Collected data:
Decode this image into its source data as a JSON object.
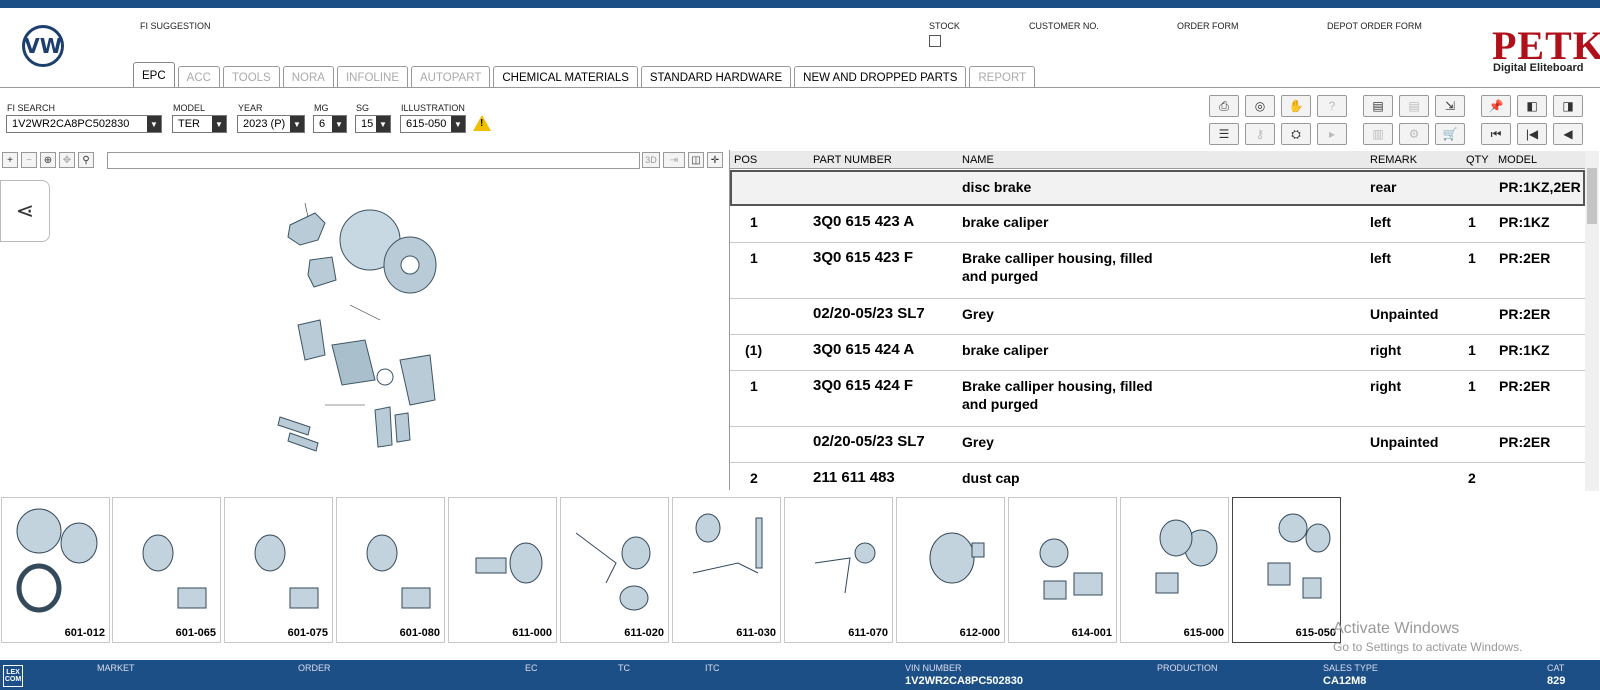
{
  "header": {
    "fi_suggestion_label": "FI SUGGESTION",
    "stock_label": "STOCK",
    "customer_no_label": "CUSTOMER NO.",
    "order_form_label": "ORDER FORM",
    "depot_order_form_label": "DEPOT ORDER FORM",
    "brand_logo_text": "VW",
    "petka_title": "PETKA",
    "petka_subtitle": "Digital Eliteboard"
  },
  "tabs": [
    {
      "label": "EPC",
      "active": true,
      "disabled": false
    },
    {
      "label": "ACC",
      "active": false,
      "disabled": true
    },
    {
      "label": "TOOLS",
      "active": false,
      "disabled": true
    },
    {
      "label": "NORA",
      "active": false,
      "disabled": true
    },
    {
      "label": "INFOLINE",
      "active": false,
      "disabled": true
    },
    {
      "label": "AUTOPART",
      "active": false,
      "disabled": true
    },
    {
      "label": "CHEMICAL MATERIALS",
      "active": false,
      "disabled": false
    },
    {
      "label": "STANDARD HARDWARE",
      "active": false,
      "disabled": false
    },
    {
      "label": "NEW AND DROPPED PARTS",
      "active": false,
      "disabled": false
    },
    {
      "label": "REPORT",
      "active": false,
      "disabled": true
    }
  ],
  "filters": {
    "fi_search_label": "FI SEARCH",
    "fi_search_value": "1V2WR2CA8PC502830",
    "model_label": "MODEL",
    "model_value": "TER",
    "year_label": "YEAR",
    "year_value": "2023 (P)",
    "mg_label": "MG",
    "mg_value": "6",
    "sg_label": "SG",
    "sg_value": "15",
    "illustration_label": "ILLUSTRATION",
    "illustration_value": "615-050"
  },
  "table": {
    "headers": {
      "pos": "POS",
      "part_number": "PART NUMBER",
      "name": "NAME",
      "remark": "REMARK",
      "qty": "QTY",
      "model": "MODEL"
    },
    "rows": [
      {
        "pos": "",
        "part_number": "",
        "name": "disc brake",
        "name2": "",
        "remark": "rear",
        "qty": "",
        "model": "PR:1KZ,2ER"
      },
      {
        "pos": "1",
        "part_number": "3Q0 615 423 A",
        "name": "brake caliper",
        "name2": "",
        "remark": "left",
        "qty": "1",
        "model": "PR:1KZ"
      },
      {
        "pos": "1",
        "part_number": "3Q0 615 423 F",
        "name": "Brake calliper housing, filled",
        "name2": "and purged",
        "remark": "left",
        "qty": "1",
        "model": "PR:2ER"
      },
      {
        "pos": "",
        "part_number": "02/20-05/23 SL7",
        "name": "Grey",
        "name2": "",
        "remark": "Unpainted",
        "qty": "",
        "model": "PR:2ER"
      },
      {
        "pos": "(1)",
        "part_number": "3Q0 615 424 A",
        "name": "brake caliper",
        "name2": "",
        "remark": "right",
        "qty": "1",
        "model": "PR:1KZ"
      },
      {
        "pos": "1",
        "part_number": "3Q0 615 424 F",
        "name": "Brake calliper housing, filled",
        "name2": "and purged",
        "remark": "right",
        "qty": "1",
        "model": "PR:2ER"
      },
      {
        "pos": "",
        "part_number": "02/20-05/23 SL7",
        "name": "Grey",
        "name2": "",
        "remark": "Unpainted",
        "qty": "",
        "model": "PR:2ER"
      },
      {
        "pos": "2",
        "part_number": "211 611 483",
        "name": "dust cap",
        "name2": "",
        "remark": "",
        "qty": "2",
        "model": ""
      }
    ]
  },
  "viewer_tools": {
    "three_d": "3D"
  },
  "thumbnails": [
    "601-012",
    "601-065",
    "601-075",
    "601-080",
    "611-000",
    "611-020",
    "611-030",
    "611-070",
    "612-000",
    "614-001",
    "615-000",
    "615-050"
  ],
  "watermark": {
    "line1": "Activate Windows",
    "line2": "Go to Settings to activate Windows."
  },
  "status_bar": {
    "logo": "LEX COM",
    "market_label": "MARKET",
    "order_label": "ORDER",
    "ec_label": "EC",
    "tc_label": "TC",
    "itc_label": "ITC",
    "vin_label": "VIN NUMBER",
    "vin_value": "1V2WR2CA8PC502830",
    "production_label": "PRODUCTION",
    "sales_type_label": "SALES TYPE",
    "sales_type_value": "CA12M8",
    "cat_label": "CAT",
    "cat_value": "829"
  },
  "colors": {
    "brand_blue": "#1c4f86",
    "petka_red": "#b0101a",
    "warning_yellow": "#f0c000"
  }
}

==

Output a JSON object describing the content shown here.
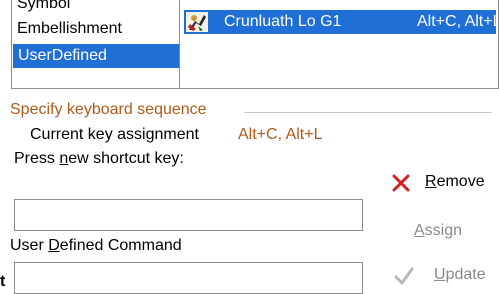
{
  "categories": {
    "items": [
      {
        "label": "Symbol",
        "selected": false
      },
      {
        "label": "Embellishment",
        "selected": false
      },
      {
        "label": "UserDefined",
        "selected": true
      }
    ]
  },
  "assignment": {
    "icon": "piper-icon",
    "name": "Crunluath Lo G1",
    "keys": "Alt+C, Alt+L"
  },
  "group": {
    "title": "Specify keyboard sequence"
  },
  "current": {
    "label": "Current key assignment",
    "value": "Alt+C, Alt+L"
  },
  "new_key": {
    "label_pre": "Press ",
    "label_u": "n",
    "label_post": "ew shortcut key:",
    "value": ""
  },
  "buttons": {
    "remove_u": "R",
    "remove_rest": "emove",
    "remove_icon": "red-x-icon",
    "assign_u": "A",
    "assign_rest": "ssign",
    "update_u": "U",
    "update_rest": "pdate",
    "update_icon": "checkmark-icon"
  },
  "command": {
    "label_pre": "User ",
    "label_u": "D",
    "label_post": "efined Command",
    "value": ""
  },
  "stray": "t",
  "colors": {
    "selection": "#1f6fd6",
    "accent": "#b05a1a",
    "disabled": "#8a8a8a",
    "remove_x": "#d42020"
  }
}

# [Given task]
Copy each line above that contains the string "icon".

# [Written solution]
    "icon": "piper-icon",
    "remove_icon": "red-x-icon",
    "update_icon": "checkmark-icon"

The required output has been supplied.